Stated problem —
Whenever a line below holds the word "ylabel", copy that line.

Record list —
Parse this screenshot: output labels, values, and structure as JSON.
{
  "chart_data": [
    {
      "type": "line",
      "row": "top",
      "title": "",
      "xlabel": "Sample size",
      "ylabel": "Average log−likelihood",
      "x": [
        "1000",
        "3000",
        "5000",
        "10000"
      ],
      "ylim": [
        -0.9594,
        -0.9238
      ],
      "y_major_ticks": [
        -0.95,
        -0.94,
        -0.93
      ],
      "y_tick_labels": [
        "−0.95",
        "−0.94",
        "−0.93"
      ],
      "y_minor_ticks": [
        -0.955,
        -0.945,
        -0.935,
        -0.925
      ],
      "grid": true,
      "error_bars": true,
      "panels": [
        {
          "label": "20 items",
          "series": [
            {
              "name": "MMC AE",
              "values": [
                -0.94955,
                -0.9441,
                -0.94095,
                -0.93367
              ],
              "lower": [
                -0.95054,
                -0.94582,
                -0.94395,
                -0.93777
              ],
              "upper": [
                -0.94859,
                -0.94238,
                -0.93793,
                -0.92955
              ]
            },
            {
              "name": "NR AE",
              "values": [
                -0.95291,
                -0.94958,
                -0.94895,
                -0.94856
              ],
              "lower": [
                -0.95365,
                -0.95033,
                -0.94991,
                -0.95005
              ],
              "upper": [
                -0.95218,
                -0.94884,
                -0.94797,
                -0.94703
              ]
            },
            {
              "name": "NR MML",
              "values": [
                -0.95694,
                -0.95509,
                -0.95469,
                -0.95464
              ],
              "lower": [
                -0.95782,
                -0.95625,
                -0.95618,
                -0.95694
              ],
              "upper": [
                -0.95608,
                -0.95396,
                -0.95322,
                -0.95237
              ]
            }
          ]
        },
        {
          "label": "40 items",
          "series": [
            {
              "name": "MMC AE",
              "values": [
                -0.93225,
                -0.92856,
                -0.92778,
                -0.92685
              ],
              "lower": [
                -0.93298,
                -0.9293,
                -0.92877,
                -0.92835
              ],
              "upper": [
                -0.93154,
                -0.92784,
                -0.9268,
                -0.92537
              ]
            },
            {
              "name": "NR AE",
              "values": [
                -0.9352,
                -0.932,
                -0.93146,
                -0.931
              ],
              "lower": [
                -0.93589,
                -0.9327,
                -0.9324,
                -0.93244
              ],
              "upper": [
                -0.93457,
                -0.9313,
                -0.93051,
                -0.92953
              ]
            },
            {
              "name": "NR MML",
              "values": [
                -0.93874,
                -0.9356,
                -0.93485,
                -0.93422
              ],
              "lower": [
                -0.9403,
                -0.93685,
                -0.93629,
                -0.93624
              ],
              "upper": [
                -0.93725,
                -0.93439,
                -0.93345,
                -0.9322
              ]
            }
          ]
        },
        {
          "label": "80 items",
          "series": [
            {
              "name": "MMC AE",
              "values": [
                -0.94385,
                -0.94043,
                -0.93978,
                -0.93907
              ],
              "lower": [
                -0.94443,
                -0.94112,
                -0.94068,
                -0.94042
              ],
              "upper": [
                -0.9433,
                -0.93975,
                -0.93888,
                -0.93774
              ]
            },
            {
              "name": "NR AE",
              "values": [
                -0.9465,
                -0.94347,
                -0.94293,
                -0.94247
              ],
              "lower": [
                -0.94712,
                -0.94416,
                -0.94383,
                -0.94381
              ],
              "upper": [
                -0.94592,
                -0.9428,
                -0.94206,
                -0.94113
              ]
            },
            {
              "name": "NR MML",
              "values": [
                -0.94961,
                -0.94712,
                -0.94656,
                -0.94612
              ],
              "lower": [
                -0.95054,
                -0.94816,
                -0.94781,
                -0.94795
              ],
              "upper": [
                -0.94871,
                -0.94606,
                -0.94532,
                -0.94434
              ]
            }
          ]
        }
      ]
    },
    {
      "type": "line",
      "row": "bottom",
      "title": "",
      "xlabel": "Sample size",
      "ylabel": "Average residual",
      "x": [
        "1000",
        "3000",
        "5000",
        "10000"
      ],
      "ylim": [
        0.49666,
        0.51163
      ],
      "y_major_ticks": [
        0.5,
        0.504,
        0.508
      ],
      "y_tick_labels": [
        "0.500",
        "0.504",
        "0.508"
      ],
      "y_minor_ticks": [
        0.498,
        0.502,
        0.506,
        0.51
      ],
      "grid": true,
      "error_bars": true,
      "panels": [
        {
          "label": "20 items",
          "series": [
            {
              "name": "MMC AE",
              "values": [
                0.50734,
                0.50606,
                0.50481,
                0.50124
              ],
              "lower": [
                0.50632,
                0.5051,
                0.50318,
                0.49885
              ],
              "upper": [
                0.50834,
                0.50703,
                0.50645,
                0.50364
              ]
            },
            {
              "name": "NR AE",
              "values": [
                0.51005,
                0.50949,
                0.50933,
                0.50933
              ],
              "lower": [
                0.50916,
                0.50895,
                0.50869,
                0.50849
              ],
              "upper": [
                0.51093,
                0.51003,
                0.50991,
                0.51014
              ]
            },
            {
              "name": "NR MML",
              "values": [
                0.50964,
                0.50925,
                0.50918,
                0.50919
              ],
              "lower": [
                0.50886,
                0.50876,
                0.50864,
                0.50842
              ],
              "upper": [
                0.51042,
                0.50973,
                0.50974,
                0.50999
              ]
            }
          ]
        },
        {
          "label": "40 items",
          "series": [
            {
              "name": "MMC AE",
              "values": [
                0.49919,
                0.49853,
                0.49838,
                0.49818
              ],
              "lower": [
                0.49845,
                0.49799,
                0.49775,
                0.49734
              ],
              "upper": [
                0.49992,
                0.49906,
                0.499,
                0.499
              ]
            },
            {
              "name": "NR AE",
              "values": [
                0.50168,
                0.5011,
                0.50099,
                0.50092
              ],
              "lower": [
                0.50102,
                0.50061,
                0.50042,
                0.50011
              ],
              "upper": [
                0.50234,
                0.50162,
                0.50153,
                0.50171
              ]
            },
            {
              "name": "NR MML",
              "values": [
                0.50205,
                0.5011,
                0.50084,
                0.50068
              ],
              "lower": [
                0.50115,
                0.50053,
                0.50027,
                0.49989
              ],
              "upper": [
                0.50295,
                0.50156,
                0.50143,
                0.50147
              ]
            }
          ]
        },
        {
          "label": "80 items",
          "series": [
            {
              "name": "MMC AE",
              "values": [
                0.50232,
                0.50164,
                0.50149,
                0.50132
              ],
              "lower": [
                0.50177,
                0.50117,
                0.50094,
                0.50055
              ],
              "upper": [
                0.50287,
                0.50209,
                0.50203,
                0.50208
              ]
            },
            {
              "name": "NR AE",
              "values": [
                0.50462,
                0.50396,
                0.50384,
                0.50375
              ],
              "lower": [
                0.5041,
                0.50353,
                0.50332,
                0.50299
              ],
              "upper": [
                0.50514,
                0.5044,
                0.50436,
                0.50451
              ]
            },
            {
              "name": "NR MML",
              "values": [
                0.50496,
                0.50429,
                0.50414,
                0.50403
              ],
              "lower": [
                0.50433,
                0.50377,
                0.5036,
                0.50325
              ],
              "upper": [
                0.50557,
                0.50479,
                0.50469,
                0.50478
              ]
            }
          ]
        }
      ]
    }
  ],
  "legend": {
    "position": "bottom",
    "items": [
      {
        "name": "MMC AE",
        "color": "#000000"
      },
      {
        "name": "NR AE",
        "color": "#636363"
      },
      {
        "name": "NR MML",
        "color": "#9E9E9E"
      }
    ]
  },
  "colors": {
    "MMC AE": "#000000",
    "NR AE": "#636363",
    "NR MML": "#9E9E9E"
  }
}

Exercise output —
      "ylabel": "Average log−likelihood",
      "ylabel": "Average residual",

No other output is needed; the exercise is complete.